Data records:
⟨

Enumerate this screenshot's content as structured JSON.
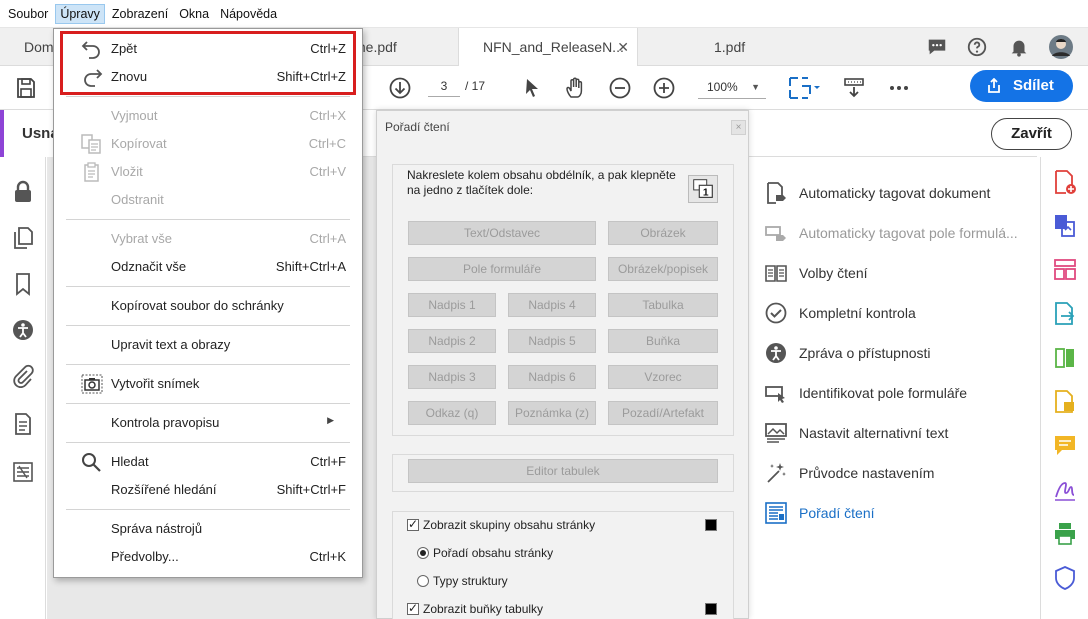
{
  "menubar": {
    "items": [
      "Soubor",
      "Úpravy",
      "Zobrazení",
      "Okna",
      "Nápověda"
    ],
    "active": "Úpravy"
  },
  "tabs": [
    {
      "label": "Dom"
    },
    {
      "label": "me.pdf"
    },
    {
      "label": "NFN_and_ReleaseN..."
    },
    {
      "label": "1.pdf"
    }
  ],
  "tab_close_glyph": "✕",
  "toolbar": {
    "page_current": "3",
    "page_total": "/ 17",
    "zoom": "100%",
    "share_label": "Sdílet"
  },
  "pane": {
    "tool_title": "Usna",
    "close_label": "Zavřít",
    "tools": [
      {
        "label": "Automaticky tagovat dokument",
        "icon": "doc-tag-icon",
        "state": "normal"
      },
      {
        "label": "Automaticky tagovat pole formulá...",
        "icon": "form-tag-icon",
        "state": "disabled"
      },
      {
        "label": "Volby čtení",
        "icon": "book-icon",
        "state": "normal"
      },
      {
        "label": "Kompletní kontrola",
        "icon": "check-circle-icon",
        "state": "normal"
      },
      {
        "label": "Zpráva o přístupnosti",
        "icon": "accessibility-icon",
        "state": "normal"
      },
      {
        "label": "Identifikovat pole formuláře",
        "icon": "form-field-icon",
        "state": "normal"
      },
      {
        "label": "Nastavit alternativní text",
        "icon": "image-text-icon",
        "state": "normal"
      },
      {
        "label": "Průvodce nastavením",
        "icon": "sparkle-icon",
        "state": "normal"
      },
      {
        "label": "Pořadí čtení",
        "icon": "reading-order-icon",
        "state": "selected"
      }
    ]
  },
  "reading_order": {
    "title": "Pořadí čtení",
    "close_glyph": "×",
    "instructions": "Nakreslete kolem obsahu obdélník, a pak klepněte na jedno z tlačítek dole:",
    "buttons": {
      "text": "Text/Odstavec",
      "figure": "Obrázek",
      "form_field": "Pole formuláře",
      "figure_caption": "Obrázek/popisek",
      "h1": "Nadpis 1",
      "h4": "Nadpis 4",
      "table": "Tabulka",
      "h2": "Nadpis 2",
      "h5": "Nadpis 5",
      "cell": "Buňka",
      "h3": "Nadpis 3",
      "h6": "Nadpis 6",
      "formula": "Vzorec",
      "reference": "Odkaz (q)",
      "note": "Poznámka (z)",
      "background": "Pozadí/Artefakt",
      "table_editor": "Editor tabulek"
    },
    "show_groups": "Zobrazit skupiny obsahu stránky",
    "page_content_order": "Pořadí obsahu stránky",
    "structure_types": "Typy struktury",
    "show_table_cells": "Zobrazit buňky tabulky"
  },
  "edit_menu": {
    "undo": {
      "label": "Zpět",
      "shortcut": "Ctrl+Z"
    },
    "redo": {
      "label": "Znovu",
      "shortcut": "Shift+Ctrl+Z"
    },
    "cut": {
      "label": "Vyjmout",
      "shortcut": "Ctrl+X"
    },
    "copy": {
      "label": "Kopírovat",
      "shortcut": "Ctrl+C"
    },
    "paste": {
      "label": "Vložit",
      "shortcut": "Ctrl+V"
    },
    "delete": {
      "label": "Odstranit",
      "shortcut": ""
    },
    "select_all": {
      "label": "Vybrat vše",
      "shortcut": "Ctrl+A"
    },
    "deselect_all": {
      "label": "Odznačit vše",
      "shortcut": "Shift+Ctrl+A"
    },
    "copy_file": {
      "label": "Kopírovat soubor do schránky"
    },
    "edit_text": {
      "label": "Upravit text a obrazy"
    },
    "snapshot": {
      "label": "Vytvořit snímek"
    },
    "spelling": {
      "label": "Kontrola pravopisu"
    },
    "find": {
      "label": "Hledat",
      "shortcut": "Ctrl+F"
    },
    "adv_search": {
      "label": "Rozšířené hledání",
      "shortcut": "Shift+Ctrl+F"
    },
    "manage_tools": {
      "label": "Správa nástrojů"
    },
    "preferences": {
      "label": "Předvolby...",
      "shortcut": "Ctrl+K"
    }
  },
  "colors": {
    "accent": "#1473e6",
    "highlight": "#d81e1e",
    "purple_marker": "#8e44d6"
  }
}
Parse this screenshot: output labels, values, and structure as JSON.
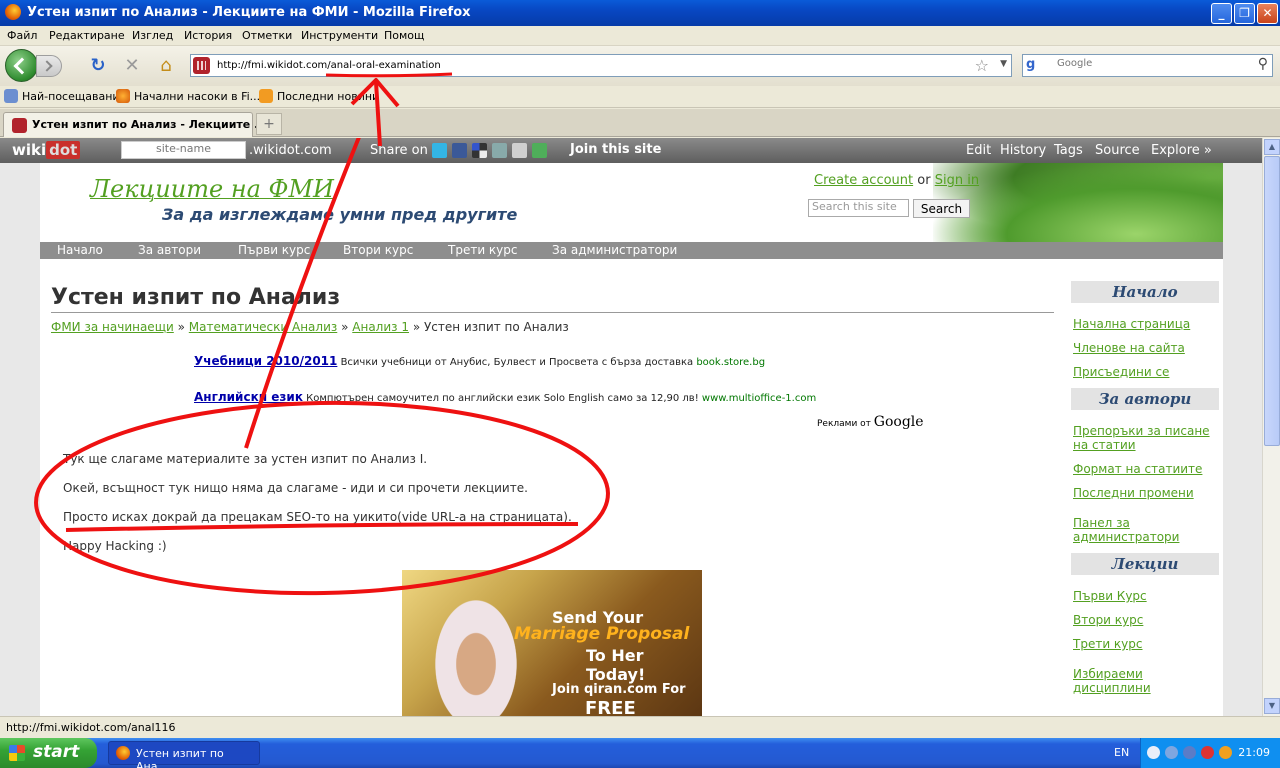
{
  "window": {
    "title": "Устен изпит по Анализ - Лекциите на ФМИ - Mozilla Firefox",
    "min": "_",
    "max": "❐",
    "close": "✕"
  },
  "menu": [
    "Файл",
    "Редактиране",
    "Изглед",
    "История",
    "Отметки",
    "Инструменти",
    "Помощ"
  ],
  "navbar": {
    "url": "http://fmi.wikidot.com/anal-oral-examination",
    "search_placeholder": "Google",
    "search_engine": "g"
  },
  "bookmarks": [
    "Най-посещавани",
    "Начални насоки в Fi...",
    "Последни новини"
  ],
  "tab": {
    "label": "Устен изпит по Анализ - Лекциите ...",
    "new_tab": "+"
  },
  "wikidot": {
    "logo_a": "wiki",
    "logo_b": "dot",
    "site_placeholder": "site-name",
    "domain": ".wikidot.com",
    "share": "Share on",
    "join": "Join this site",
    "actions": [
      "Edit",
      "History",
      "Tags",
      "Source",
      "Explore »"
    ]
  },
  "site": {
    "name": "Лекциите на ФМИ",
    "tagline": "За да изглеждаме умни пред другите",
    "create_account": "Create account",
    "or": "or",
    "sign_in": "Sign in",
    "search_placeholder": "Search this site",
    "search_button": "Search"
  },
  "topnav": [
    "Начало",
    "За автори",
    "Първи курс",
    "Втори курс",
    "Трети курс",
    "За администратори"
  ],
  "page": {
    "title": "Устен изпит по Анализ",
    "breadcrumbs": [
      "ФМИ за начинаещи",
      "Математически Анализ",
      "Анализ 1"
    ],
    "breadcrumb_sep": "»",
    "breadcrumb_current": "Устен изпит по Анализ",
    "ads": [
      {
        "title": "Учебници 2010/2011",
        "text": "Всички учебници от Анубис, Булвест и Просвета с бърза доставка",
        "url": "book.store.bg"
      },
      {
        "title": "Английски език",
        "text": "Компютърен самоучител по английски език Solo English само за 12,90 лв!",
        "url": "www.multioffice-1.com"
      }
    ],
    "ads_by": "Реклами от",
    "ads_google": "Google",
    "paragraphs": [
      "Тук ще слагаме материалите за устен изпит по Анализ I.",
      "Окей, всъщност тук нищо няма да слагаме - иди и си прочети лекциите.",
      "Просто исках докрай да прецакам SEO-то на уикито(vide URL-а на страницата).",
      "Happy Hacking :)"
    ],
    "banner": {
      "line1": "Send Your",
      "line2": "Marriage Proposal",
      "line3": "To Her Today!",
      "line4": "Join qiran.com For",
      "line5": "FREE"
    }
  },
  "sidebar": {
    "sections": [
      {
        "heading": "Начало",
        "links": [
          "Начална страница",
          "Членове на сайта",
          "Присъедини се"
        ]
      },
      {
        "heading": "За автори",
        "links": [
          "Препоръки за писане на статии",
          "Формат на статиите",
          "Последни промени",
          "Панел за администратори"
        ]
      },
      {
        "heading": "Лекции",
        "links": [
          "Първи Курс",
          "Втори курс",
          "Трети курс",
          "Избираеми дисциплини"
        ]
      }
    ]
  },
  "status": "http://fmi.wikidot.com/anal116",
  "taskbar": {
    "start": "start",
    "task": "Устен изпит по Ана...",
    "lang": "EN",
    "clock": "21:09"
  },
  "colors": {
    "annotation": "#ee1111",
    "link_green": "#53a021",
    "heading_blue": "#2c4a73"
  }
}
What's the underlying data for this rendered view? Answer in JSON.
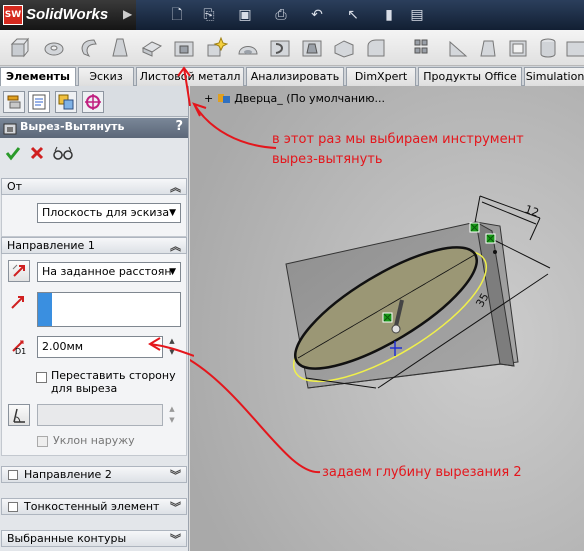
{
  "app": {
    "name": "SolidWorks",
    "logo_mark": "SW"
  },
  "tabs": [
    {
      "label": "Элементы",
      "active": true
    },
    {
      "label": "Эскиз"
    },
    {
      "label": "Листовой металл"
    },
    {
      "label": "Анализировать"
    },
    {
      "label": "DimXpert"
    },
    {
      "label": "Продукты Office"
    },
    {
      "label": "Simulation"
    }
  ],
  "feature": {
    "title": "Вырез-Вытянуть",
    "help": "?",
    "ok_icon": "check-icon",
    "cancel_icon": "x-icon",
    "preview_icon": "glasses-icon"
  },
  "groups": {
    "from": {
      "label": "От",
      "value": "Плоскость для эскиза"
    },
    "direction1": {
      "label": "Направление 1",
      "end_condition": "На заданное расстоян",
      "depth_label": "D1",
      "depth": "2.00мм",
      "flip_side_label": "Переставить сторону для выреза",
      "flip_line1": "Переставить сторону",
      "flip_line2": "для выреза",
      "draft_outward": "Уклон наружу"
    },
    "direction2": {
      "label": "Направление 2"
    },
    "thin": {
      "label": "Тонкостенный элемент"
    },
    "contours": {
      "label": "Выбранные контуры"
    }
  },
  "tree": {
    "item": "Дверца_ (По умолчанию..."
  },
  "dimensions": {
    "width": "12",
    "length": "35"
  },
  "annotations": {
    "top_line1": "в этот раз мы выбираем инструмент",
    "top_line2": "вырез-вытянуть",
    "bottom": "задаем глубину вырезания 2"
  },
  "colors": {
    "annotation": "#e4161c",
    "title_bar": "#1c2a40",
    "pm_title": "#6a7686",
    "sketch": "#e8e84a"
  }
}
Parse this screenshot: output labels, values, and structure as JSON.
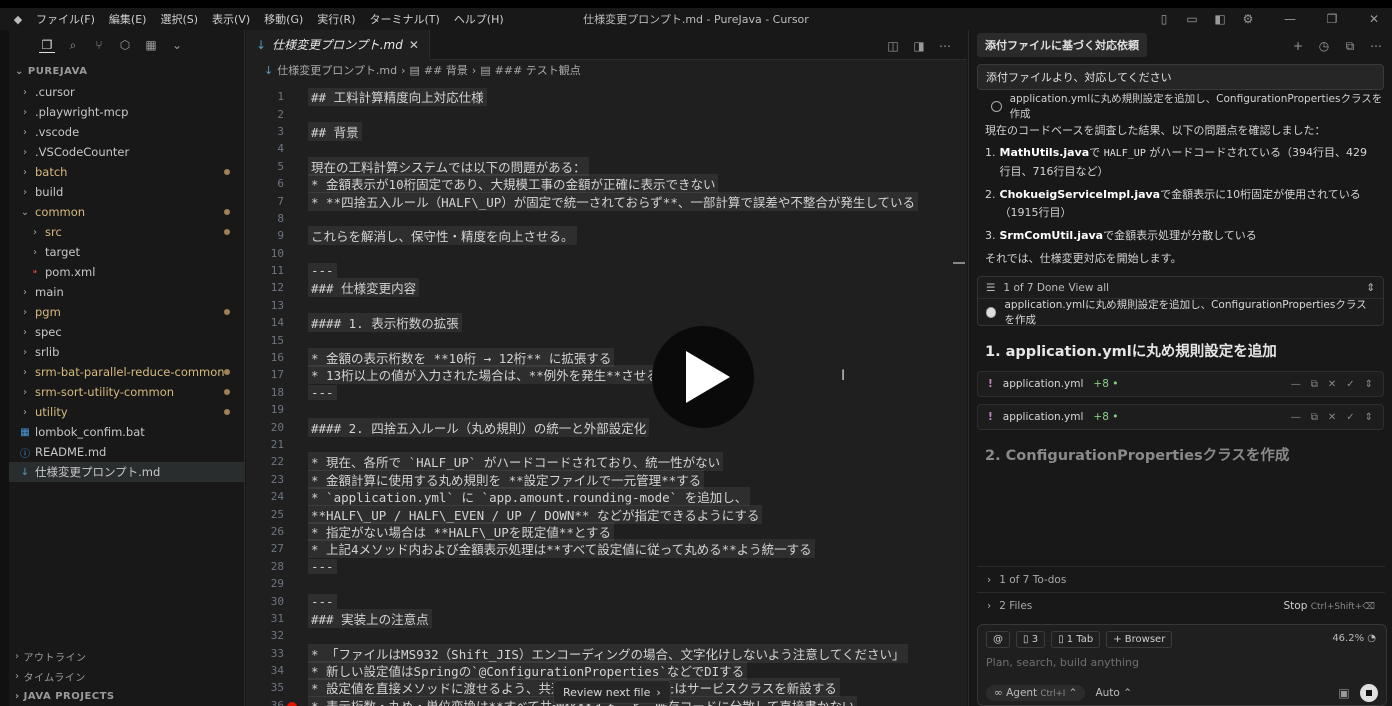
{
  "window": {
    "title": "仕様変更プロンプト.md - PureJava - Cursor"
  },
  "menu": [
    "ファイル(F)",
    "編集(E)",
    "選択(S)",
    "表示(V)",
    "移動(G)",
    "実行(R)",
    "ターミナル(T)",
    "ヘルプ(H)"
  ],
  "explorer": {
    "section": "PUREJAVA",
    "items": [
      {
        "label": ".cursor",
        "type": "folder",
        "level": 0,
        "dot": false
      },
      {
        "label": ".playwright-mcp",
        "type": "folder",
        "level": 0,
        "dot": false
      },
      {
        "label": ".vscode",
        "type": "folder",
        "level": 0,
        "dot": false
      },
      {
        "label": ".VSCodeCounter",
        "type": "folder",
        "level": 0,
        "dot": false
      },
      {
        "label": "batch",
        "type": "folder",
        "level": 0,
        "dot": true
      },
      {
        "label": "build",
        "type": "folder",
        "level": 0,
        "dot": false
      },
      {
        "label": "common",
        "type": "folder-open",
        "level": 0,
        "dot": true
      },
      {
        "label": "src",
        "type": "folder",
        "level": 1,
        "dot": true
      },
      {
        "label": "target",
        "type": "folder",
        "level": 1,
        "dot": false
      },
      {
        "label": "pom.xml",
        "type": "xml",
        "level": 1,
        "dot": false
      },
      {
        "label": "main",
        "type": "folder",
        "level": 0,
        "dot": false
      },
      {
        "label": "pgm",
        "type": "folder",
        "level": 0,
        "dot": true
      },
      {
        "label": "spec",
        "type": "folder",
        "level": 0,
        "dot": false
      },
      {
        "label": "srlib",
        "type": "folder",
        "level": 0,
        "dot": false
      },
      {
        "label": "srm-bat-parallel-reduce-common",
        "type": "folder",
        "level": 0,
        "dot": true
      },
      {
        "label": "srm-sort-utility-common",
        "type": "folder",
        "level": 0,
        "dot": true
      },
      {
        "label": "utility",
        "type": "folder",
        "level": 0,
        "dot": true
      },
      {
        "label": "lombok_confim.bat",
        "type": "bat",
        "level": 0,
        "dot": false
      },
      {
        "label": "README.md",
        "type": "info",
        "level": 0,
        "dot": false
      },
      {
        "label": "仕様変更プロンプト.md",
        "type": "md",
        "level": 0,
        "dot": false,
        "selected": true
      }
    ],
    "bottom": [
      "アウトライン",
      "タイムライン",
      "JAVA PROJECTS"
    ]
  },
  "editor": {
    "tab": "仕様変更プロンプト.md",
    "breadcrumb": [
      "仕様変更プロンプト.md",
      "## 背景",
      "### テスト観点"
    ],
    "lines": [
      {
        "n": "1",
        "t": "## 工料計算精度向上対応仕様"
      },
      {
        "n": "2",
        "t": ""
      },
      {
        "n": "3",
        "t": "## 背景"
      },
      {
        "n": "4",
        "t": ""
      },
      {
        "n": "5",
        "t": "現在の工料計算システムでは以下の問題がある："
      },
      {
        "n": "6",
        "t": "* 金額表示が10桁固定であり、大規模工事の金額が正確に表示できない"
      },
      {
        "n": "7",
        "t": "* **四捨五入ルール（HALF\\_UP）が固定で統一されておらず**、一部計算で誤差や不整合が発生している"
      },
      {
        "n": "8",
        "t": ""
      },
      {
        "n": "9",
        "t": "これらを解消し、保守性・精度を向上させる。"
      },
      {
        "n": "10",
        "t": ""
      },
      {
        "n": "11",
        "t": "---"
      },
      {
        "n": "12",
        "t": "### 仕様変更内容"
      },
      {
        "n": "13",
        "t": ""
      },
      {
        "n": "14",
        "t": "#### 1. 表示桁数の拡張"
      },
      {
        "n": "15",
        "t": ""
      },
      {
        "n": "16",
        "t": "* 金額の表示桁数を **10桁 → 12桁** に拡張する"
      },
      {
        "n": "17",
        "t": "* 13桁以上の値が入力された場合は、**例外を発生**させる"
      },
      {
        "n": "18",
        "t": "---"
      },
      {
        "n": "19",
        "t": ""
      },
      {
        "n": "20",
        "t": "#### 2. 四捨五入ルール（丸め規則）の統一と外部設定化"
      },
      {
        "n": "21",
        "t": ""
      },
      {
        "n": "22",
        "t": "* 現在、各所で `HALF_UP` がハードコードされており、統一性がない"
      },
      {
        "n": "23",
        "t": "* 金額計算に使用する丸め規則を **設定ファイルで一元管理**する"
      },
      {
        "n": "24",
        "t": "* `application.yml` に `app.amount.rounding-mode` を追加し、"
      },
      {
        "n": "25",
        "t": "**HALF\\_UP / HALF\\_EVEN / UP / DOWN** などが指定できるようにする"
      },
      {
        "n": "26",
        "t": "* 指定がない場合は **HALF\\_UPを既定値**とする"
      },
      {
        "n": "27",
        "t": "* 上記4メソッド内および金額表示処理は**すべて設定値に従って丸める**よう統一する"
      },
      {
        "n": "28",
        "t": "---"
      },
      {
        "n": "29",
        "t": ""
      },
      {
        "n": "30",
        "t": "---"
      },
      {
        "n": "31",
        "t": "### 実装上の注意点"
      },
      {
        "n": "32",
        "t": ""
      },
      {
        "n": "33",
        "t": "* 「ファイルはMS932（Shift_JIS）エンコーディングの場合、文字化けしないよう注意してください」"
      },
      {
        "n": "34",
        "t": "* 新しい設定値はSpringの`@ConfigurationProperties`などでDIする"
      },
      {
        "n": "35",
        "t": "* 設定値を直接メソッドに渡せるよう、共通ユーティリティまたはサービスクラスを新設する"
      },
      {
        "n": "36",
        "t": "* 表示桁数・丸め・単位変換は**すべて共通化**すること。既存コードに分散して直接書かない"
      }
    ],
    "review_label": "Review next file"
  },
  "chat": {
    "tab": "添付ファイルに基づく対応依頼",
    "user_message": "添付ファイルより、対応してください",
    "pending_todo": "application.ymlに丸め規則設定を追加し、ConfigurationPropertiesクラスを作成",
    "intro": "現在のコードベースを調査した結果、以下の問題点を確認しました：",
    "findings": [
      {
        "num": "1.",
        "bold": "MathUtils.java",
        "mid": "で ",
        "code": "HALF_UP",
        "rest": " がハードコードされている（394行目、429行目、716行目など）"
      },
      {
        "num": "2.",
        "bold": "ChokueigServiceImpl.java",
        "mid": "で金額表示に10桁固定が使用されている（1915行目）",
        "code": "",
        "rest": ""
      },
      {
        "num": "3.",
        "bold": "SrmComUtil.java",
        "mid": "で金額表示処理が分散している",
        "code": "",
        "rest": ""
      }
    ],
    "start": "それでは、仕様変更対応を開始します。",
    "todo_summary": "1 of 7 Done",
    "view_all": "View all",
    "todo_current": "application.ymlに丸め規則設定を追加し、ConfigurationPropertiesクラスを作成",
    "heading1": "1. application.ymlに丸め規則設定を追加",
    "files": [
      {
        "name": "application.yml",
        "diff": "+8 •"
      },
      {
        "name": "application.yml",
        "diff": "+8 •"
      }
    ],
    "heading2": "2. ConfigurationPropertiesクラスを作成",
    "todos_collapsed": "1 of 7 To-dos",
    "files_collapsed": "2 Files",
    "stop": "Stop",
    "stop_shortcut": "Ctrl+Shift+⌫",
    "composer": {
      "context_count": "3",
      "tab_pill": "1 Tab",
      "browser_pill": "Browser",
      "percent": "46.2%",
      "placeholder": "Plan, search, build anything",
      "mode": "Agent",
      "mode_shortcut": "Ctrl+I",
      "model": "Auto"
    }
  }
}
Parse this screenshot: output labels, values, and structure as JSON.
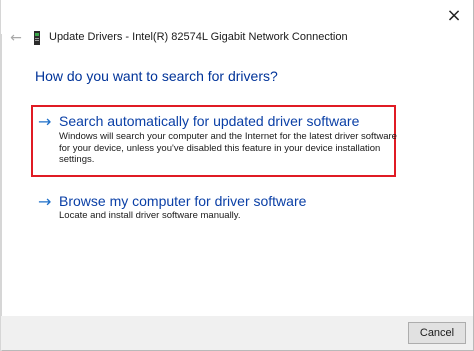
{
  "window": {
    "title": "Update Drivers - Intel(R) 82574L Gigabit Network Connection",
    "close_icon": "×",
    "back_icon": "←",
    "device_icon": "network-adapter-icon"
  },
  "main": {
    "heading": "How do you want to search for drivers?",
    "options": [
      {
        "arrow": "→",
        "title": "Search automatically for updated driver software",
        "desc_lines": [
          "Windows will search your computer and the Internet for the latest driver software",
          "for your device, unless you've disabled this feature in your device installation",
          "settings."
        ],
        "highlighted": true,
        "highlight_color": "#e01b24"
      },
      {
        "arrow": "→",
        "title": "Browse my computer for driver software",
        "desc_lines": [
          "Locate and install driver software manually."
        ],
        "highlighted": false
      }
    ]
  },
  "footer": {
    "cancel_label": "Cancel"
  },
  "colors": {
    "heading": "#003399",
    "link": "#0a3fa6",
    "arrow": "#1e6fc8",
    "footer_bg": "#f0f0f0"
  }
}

⟩

**INSTRUCTIONS FOR THE TASK**
Lines containing the word "bottom" must all be returned from the material above.

**OUTPUT**
    "bottom": "задаем глубину вырезания 2"
    "bottom": [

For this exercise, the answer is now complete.